■ **Description of the task**
Set down the full listing exactly as given. Any pictures are to be left out.

■ **Data shown**

+++

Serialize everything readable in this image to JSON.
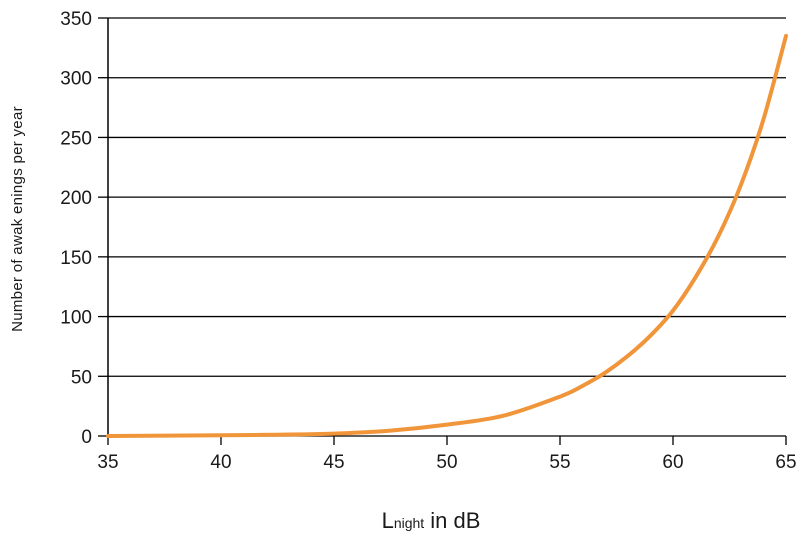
{
  "chart_data": {
    "type": "line",
    "title": "",
    "xlabel_main": "L",
    "xlabel_sub": "night",
    "xlabel_rest": " in dB",
    "ylabel": "Number of awak enings per year",
    "xlim": [
      35,
      65
    ],
    "ylim": [
      0,
      350
    ],
    "x_ticks": [
      35,
      40,
      45,
      50,
      55,
      60,
      65
    ],
    "y_ticks": [
      0,
      50,
      100,
      150,
      200,
      250,
      300,
      350
    ],
    "grid": "horizontal",
    "series": [
      {
        "color": "#f0953a",
        "x": [
          35,
          40,
          42.5,
          45,
          47.5,
          50,
          52.5,
          55,
          56,
          57,
          58,
          59,
          60,
          61,
          62,
          63,
          64,
          65
        ],
        "y": [
          0,
          0.6,
          1.1,
          2.0,
          4.5,
          9.5,
          17,
          33,
          42,
          53,
          67,
          84,
          105,
          133,
          167,
          210,
          265,
          335
        ]
      }
    ]
  }
}
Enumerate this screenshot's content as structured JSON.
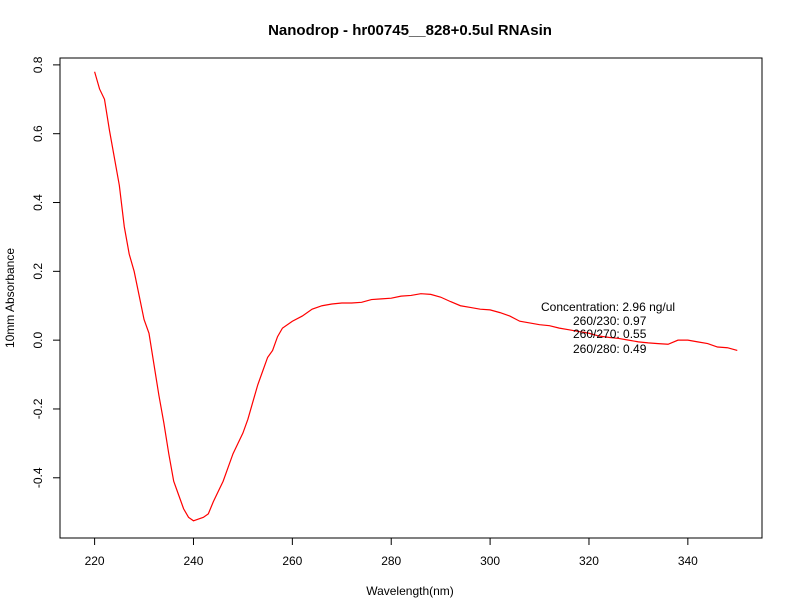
{
  "chart_data": {
    "type": "line",
    "title": "Nanodrop - hr00745__828+0.5ul RNAsin",
    "xlabel": "Wavelength(nm)",
    "ylabel": "10mm Absorbance",
    "xlim": [
      213,
      355
    ],
    "ylim": [
      -0.575,
      0.82
    ],
    "xticks": [
      220,
      240,
      260,
      280,
      300,
      320,
      340
    ],
    "yticks": [
      -0.4,
      -0.2,
      0.0,
      0.2,
      0.4,
      0.6,
      0.8
    ],
    "grid": false,
    "series": [
      {
        "color": "#ff0000",
        "x": [
          220,
          221,
          222,
          223,
          224,
          225,
          226,
          227,
          228,
          229,
          230,
          231,
          232,
          233,
          234,
          235,
          236,
          237,
          238,
          239,
          240,
          241,
          242,
          243,
          244,
          245,
          246,
          247,
          248,
          249,
          250,
          251,
          252,
          253,
          254,
          255,
          256,
          257,
          258,
          260,
          262,
          264,
          266,
          268,
          270,
          272,
          274,
          276,
          278,
          280,
          282,
          284,
          286,
          288,
          290,
          292,
          294,
          296,
          298,
          300,
          302,
          304,
          306,
          308,
          310,
          312,
          314,
          316,
          318,
          320,
          322,
          324,
          326,
          328,
          330,
          332,
          334,
          336,
          338,
          340,
          342,
          344,
          346,
          348,
          350
        ],
        "y": [
          0.78,
          0.73,
          0.7,
          0.61,
          0.53,
          0.45,
          0.33,
          0.25,
          0.2,
          0.13,
          0.06,
          0.02,
          -0.07,
          -0.16,
          -0.24,
          -0.33,
          -0.41,
          -0.45,
          -0.49,
          -0.515,
          -0.525,
          -0.52,
          -0.515,
          -0.505,
          -0.47,
          -0.44,
          -0.41,
          -0.37,
          -0.33,
          -0.3,
          -0.27,
          -0.23,
          -0.18,
          -0.13,
          -0.09,
          -0.05,
          -0.03,
          0.01,
          0.035,
          0.055,
          0.07,
          0.09,
          0.1,
          0.105,
          0.108,
          0.108,
          0.11,
          0.118,
          0.12,
          0.122,
          0.128,
          0.13,
          0.135,
          0.133,
          0.125,
          0.112,
          0.1,
          0.095,
          0.09,
          0.088,
          0.08,
          0.07,
          0.055,
          0.05,
          0.045,
          0.042,
          0.035,
          0.03,
          0.025,
          0.02,
          0.012,
          0.008,
          0.005,
          0.0,
          -0.005,
          -0.008,
          -0.01,
          -0.012,
          0.0,
          0.0,
          -0.005,
          -0.01,
          -0.02,
          -0.022,
          -0.03
        ]
      }
    ],
    "annotations": [
      "Concentration: 2.96 ng/ul",
      "260/230: 0.97",
      "260/270: 0.55",
      "260/280: 0.49"
    ]
  }
}
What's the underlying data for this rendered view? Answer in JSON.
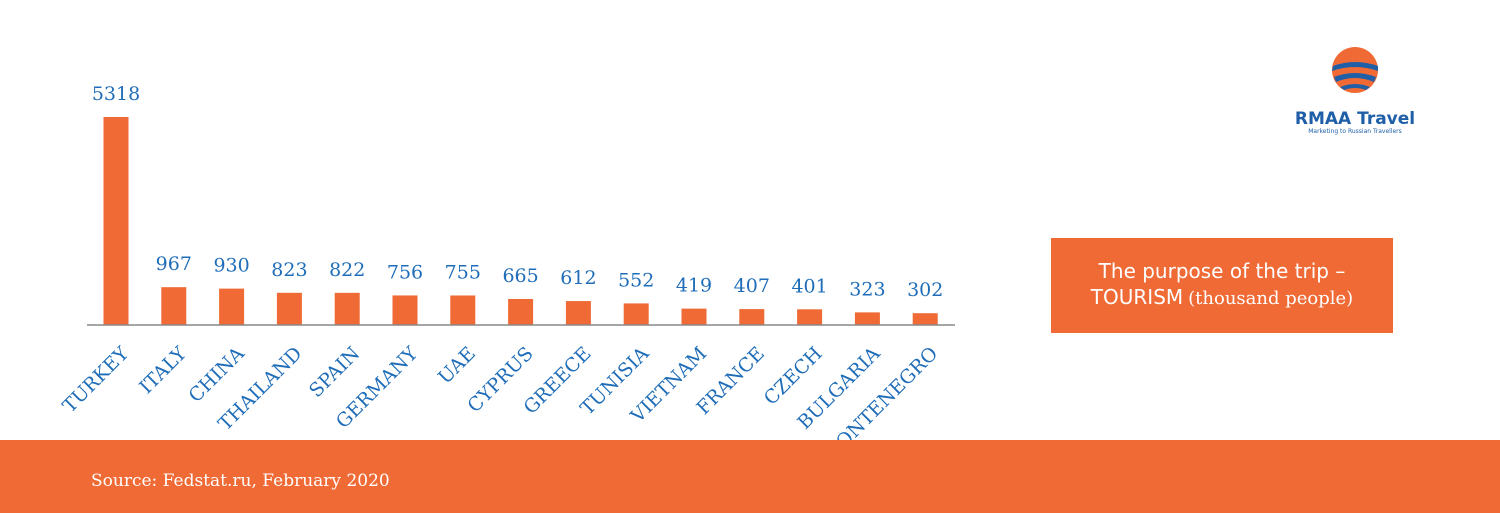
{
  "chart_data": {
    "type": "bar",
    "title_lines": [
      "The purpose of the trip –",
      "TOURISM"
    ],
    "unit": "(thousand people)",
    "categories": [
      "TURKEY",
      "ITALY",
      "CHINA",
      "THAILAND",
      "SPAIN",
      "GERMANY",
      "UAE",
      "CYPRUS",
      "GREECE",
      "TUNISIA",
      "VIETNAM",
      "FRANCE",
      "CZECH",
      "BULGARIA",
      "MONTENEGRO"
    ],
    "values": [
      5318,
      967,
      930,
      823,
      822,
      756,
      755,
      665,
      612,
      552,
      419,
      407,
      401,
      323,
      302
    ],
    "color": "#f06a35",
    "source": "Source: Fedstat.ru, February 2020"
  },
  "logo": {
    "name": "RMAA Travel",
    "tagline": "Marketing to Russian Travellers"
  }
}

+++

■ **Full output**
Serialize everything readable in this image to JSON.
{
  "chart_data": {
    "type": "line",
    "title": "",
    "xlabel_main": "L",
    "xlabel_sub": "night",
    "xlabel_rest": " in dB",
    "ylabel": "Number of awak enings per year",
    "xlim": [
      35,
      65
    ],
    "ylim": [
      0,
      350
    ],
    "x_ticks": [
      35,
      40,
      45,
      50,
      55,
      60,
      65
    ],
    "y_ticks": [
      0,
      50,
      100,
      150,
      200,
      250,
      300,
      350
    ],
    "grid": "horizontal",
    "series": [
      {
        "color": "#f0953a",
        "x": [
          35,
          40,
          42.5,
          45,
          47.5,
          50,
          52.5,
          55,
          56,
          57,
          58,
          59,
          60,
          61,
          62,
          63,
          64,
          65
        ],
        "y": [
          0,
          0.6,
          1.1,
          2.0,
          4.5,
          9.5,
          17,
          33,
          42,
          53,
          67,
          84,
          105,
          133,
          167,
          210,
          265,
          335
        ]
      }
    ]
  }
}
Enumerate this screenshot's content as structured JSON.
{
  "chart_data": {
    "type": "line",
    "title": "Nanodrop - hr00745__828+0.5ul RNAsin",
    "xlabel": "Wavelength(nm)",
    "ylabel": "10mm Absorbance",
    "xlim": [
      213,
      355
    ],
    "ylim": [
      -0.575,
      0.82
    ],
    "xticks": [
      220,
      240,
      260,
      280,
      300,
      320,
      340
    ],
    "yticks": [
      -0.4,
      -0.2,
      0.0,
      0.2,
      0.4,
      0.6,
      0.8
    ],
    "grid": false,
    "series": [
      {
        "color": "#ff0000",
        "x": [
          220,
          221,
          222,
          223,
          224,
          225,
          226,
          227,
          228,
          229,
          230,
          231,
          232,
          233,
          234,
          235,
          236,
          237,
          238,
          239,
          240,
          241,
          242,
          243,
          244,
          245,
          246,
          247,
          248,
          249,
          250,
          251,
          252,
          253,
          254,
          255,
          256,
          257,
          258,
          260,
          262,
          264,
          266,
          268,
          270,
          272,
          274,
          276,
          278,
          280,
          282,
          284,
          286,
          288,
          290,
          292,
          294,
          296,
          298,
          300,
          302,
          304,
          306,
          308,
          310,
          312,
          314,
          316,
          318,
          320,
          322,
          324,
          326,
          328,
          330,
          332,
          334,
          336,
          338,
          340,
          342,
          344,
          346,
          348,
          350
        ],
        "y": [
          0.78,
          0.73,
          0.7,
          0.61,
          0.53,
          0.45,
          0.33,
          0.25,
          0.2,
          0.13,
          0.06,
          0.02,
          -0.07,
          -0.16,
          -0.24,
          -0.33,
          -0.41,
          -0.45,
          -0.49,
          -0.515,
          -0.525,
          -0.52,
          -0.515,
          -0.505,
          -0.47,
          -0.44,
          -0.41,
          -0.37,
          -0.33,
          -0.3,
          -0.27,
          -0.23,
          -0.18,
          -0.13,
          -0.09,
          -0.05,
          -0.03,
          0.01,
          0.035,
          0.055,
          0.07,
          0.09,
          0.1,
          0.105,
          0.108,
          0.108,
          0.11,
          0.118,
          0.12,
          0.122,
          0.128,
          0.13,
          0.135,
          0.133,
          0.125,
          0.112,
          0.1,
          0.095,
          0.09,
          0.088,
          0.08,
          0.07,
          0.055,
          0.05,
          0.045,
          0.042,
          0.035,
          0.03,
          0.025,
          0.02,
          0.012,
          0.008,
          0.005,
          0.0,
          -0.005,
          -0.008,
          -0.01,
          -0.012,
          0.0,
          0.0,
          -0.005,
          -0.01,
          -0.02,
          -0.022,
          -0.03
        ]
      }
    ],
    "annotations": [
      "Concentration: 2.96 ng/ul",
      "260/230: 0.97",
      "260/270: 0.55",
      "260/280: 0.49"
    ]
  }
}
What's the underlying data for this rendered view? Answer in JSON.
{
  "chart_data": {
    "type": "bar",
    "title_lines": [
      "The purpose of the trip –",
      "TOURISM"
    ],
    "unit": "(thousand people)",
    "categories": [
      "TURKEY",
      "ITALY",
      "CHINA",
      "THAILAND",
      "SPAIN",
      "GERMANY",
      "UAE",
      "CYPRUS",
      "GREECE",
      "TUNISIA",
      "VIETNAM",
      "FRANCE",
      "CZECH",
      "BULGARIA",
      "MONTENEGRO"
    ],
    "values": [
      5318,
      967,
      930,
      823,
      822,
      756,
      755,
      665,
      612,
      552,
      419,
      407,
      401,
      323,
      302
    ],
    "color": "#f06a35",
    "source": "Source: Fedstat.ru, February 2020"
  },
  "logo": {
    "name": "RMAA Travel",
    "tagline": "Marketing to Russian Travellers"
  }
}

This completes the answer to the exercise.